BEGIN

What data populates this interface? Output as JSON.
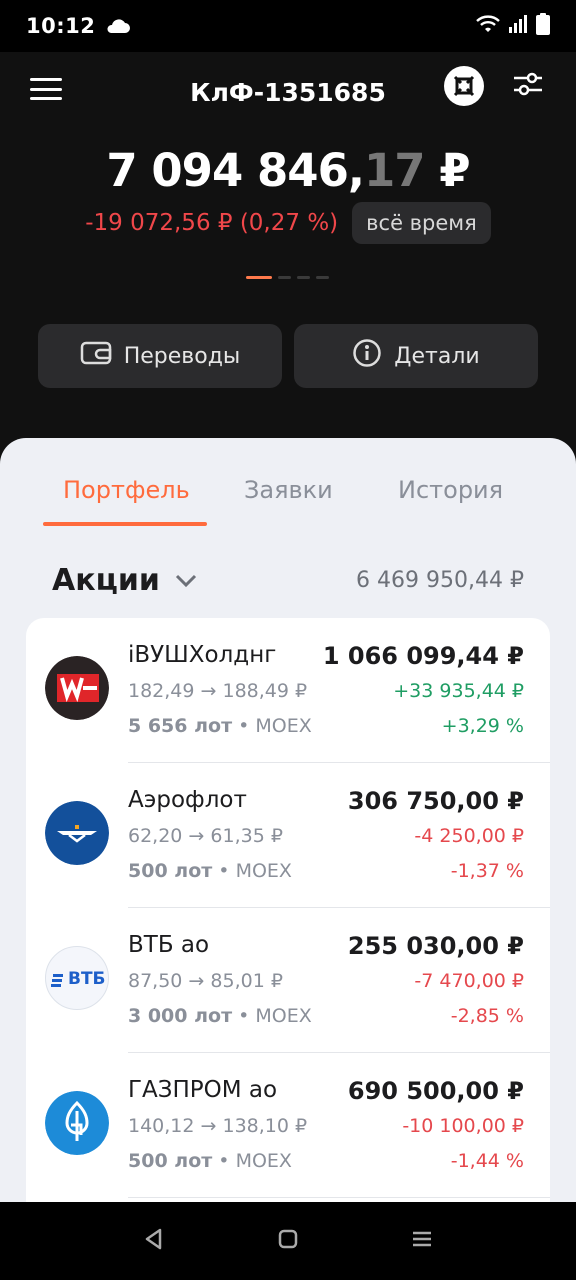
{
  "status_bar": {
    "time": "10:12",
    "icons": [
      "cloud-icon",
      "wifi-icon",
      "signal-icon",
      "battery-icon"
    ]
  },
  "header": {
    "account": "КлФ-1351685",
    "balance": {
      "int": "7 094 846,",
      "frac": "17",
      "currency": " ₽"
    },
    "change": "-19 072,56 ₽ (0,27 %)",
    "period": "всё время",
    "pager": {
      "count": 4,
      "active": 0
    },
    "buttons": {
      "transfers": "Переводы",
      "details": "Детали"
    }
  },
  "tabs": [
    {
      "label": "Портфель",
      "active": true
    },
    {
      "label": "Заявки",
      "active": false
    },
    {
      "label": "История",
      "active": false
    }
  ],
  "section": {
    "title": "Акции",
    "total": "6 469 950,44 ₽"
  },
  "holdings": [
    {
      "name": "iВУШХолднг",
      "prices": "182,49 → 188,49 ₽",
      "lots": "5 656 лот",
      "exchange": "MOEX",
      "value": "1 066 099,44 ₽",
      "change": "+33 935,44 ₽",
      "pct": "+3,29 %",
      "trend": "pos",
      "icon": "whoosh-logo-icon"
    },
    {
      "name": "Аэрофлот",
      "prices": "62,20 → 61,35 ₽",
      "lots": "500 лот",
      "exchange": "MOEX",
      "value": "306 750,00 ₽",
      "change": "-4 250,00 ₽",
      "pct": "-1,37 %",
      "trend": "neg",
      "icon": "aeroflot-logo-icon"
    },
    {
      "name": "ВТБ ао",
      "prices": "87,50 → 85,01 ₽",
      "lots": "3 000 лот",
      "exchange": "MOEX",
      "value": "255 030,00 ₽",
      "change": "-7 470,00 ₽",
      "pct": "-2,85 %",
      "trend": "neg",
      "icon": "vtb-logo-icon",
      "logo_text": "ВТБ"
    },
    {
      "name": "ГАЗПРОМ ао",
      "prices": "140,12 → 138,10 ₽",
      "lots": "500 лот",
      "exchange": "MOEX",
      "value": "690 500,00 ₽",
      "change": "-10 100,00 ₽",
      "pct": "-1,44 %",
      "trend": "neg",
      "icon": "gazprom-logo-icon"
    }
  ],
  "colors": {
    "accent": "#ff6b3d",
    "positive": "#1f9d63",
    "negative": "#e5484d",
    "header_negative": "#f0474a"
  },
  "nav": [
    "back-icon",
    "home-icon",
    "recents-icon"
  ]
}
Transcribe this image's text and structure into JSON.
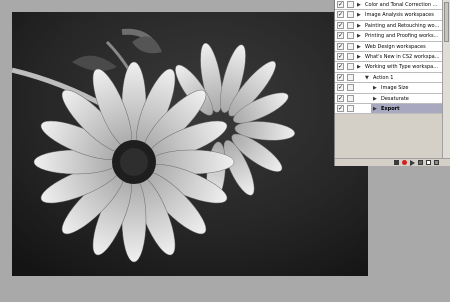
{
  "actions_panel": {
    "items": [
      {
        "label": "Color and Tonal Correction ...",
        "level": 0,
        "expanded": false,
        "selected": false
      },
      {
        "label": "Image Analysis workspaces",
        "level": 0,
        "expanded": false,
        "selected": false
      },
      {
        "label": "Painting and Retouching wo...",
        "level": 0,
        "expanded": false,
        "selected": false
      },
      {
        "label": "Printing and Proofing works...",
        "level": 0,
        "expanded": false,
        "selected": false
      },
      {
        "label": "Web Design workspaces",
        "level": 0,
        "expanded": false,
        "selected": false
      },
      {
        "label": "What's New in CS2 workspa...",
        "level": 0,
        "expanded": false,
        "selected": false
      },
      {
        "label": "Working with Type workspa...",
        "level": 0,
        "expanded": false,
        "selected": false
      },
      {
        "label": "Action 1",
        "level": 1,
        "expanded": true,
        "selected": false
      },
      {
        "label": "Image Size",
        "level": 2,
        "expanded": false,
        "selected": false
      },
      {
        "label": "Desaturate",
        "level": 2,
        "expanded": false,
        "selected": false
      },
      {
        "label": "Export",
        "level": 2,
        "expanded": false,
        "selected": true
      }
    ],
    "toolbar": [
      "stop-icon",
      "record-icon",
      "play-icon",
      "new-set-icon",
      "new-action-icon",
      "trash-icon"
    ]
  },
  "colors": {
    "workspace": "#a9a9a9",
    "panel": "#d4d0c8",
    "selection": "#a8a8c0",
    "record": "#d0201b"
  }
}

END

Problem statement =
Select every line of the material above holding the word "active" and copy it.

Task solution =
      "active": 0
      "active": true
      "active": false
      "active": false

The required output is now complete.